- **Dataset**:
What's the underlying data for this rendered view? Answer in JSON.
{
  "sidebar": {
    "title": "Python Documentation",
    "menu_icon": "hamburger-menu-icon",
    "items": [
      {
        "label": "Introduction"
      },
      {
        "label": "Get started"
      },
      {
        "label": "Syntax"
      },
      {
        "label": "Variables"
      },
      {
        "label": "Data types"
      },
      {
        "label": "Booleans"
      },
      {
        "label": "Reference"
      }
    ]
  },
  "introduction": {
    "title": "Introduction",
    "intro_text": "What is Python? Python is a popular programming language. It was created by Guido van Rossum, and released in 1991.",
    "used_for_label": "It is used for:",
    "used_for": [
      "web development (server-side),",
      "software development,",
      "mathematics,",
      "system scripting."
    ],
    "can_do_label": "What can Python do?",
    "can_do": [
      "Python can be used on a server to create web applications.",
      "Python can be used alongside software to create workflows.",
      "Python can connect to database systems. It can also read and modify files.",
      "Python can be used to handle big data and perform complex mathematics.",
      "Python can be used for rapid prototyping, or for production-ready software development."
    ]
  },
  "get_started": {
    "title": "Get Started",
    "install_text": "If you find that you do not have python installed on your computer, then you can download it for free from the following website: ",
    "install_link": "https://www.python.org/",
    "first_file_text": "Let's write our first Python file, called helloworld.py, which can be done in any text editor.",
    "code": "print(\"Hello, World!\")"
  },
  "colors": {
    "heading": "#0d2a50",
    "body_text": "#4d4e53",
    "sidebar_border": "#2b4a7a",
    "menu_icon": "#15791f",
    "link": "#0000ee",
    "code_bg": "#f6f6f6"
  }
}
==
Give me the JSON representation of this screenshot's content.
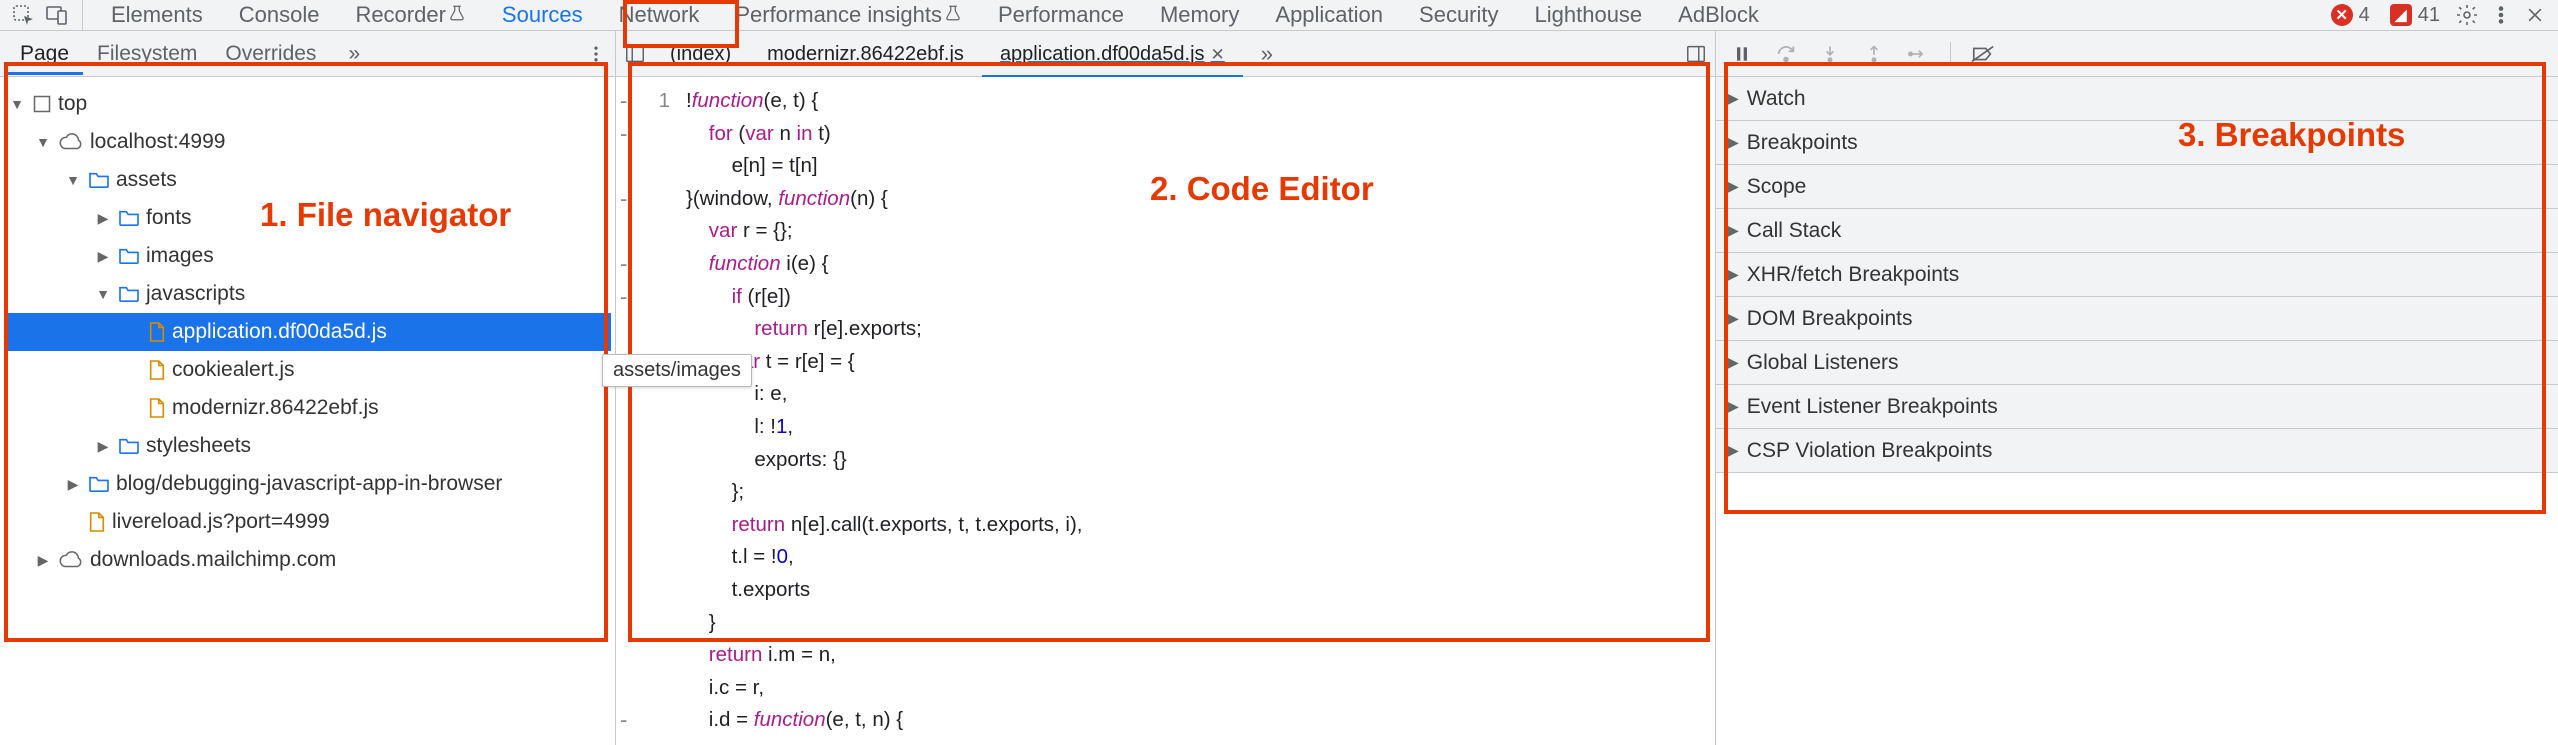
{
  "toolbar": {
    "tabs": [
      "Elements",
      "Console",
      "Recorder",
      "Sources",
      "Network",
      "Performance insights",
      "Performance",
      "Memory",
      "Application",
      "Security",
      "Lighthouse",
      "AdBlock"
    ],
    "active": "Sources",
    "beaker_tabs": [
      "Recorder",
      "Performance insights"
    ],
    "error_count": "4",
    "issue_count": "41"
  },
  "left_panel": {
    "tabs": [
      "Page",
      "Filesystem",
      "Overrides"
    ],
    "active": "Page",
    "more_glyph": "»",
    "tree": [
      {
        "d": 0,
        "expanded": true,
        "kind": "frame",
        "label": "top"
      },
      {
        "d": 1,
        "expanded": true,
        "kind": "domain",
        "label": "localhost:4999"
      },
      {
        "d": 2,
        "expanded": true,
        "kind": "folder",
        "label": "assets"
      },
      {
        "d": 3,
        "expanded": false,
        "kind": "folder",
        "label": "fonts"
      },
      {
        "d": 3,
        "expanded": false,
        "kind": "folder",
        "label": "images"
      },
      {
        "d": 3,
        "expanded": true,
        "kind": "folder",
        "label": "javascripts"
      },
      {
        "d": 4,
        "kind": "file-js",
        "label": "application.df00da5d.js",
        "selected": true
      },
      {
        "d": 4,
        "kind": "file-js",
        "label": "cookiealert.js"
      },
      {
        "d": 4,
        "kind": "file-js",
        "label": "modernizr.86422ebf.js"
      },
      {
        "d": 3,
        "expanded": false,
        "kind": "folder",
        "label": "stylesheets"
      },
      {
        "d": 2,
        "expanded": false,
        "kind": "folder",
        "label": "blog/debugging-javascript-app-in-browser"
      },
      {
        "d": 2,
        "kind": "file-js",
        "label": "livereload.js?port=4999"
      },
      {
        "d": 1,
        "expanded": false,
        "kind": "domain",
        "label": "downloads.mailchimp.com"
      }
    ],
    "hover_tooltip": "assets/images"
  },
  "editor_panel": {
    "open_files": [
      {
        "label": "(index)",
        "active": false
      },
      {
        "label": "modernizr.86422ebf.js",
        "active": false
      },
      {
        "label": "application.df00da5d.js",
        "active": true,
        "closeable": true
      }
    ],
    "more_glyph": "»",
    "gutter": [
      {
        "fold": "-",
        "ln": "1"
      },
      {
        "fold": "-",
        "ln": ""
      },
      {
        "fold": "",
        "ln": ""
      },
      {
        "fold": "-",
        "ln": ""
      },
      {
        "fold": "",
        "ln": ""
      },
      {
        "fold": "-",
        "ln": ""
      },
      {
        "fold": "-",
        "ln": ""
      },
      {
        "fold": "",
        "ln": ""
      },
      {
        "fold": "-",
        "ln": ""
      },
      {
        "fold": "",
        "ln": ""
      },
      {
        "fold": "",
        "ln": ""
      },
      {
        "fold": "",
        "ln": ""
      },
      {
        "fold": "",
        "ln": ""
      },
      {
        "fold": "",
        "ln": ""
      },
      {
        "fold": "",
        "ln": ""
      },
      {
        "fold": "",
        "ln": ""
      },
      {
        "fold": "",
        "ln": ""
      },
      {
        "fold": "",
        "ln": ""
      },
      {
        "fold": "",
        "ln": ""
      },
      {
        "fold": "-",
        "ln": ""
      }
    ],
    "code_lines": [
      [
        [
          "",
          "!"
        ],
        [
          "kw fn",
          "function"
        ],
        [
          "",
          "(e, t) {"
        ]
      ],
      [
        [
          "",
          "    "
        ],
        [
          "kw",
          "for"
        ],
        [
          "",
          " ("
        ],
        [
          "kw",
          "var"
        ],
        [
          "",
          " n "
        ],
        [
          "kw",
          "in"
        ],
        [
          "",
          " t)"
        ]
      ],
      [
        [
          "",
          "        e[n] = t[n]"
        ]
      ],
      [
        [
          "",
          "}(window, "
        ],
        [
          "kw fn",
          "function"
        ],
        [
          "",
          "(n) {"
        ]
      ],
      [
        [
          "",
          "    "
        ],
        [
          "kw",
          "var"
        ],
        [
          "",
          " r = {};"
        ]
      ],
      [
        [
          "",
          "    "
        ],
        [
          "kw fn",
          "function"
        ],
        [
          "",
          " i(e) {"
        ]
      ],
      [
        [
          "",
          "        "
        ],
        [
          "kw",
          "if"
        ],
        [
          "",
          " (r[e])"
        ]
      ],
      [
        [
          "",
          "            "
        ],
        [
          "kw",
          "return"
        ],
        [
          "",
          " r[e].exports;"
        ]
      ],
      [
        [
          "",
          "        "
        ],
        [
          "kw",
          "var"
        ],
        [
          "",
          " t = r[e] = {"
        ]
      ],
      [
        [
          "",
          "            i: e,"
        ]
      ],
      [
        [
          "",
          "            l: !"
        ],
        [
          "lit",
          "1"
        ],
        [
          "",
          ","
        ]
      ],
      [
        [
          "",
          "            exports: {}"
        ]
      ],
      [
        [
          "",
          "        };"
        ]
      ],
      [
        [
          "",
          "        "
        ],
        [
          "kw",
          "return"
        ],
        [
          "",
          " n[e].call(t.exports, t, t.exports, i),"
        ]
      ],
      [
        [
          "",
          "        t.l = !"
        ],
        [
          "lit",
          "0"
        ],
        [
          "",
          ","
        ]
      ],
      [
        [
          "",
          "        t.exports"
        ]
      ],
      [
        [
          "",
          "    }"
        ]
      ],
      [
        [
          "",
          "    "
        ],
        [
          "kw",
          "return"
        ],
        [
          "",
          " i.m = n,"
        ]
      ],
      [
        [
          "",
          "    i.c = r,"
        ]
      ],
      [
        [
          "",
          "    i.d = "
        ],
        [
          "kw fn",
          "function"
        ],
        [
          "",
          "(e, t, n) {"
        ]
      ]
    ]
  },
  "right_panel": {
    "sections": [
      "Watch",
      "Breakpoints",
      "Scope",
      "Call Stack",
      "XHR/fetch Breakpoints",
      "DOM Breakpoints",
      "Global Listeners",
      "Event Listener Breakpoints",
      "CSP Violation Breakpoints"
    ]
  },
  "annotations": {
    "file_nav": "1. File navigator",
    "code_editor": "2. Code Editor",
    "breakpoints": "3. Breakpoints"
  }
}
* * *
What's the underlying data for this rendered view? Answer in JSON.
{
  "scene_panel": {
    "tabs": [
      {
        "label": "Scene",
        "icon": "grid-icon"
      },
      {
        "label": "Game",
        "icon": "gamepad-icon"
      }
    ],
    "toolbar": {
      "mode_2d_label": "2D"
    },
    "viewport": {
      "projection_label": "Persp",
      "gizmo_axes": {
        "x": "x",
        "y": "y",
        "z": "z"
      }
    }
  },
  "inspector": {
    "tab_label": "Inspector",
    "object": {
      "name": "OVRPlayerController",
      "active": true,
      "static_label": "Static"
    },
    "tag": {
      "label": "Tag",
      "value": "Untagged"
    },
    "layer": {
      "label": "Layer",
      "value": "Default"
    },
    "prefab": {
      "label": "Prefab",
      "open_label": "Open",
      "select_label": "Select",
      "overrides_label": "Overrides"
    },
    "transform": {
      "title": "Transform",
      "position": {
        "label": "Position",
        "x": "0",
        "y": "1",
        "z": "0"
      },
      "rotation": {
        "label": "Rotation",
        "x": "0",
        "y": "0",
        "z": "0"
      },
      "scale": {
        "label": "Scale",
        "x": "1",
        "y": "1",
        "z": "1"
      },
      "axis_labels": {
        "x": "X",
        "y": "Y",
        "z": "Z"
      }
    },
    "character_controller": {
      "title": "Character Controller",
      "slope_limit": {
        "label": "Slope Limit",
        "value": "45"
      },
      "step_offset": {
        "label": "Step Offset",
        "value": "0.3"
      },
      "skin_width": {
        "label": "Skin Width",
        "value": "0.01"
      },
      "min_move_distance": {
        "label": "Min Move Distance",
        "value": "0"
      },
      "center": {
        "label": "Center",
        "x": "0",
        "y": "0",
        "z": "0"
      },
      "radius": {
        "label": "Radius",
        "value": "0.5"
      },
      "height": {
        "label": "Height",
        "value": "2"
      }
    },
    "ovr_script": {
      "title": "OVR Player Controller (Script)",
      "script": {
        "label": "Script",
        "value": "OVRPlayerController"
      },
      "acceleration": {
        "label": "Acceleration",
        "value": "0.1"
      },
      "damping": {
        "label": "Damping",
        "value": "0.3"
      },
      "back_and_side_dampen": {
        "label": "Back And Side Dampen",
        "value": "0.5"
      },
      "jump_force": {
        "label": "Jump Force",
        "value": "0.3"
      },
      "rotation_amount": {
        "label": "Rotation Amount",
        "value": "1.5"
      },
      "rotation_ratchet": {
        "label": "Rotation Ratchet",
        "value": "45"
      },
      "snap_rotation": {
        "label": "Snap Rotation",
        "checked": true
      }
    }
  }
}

- **Goal of the exercise**:
Search the data for the word "active" and copy each line where it appears.

- **Result for this task**:
    "active": "Sources",
    "active": "Page",
        "active": false
        "active": false
        "active": true,
      "active": true,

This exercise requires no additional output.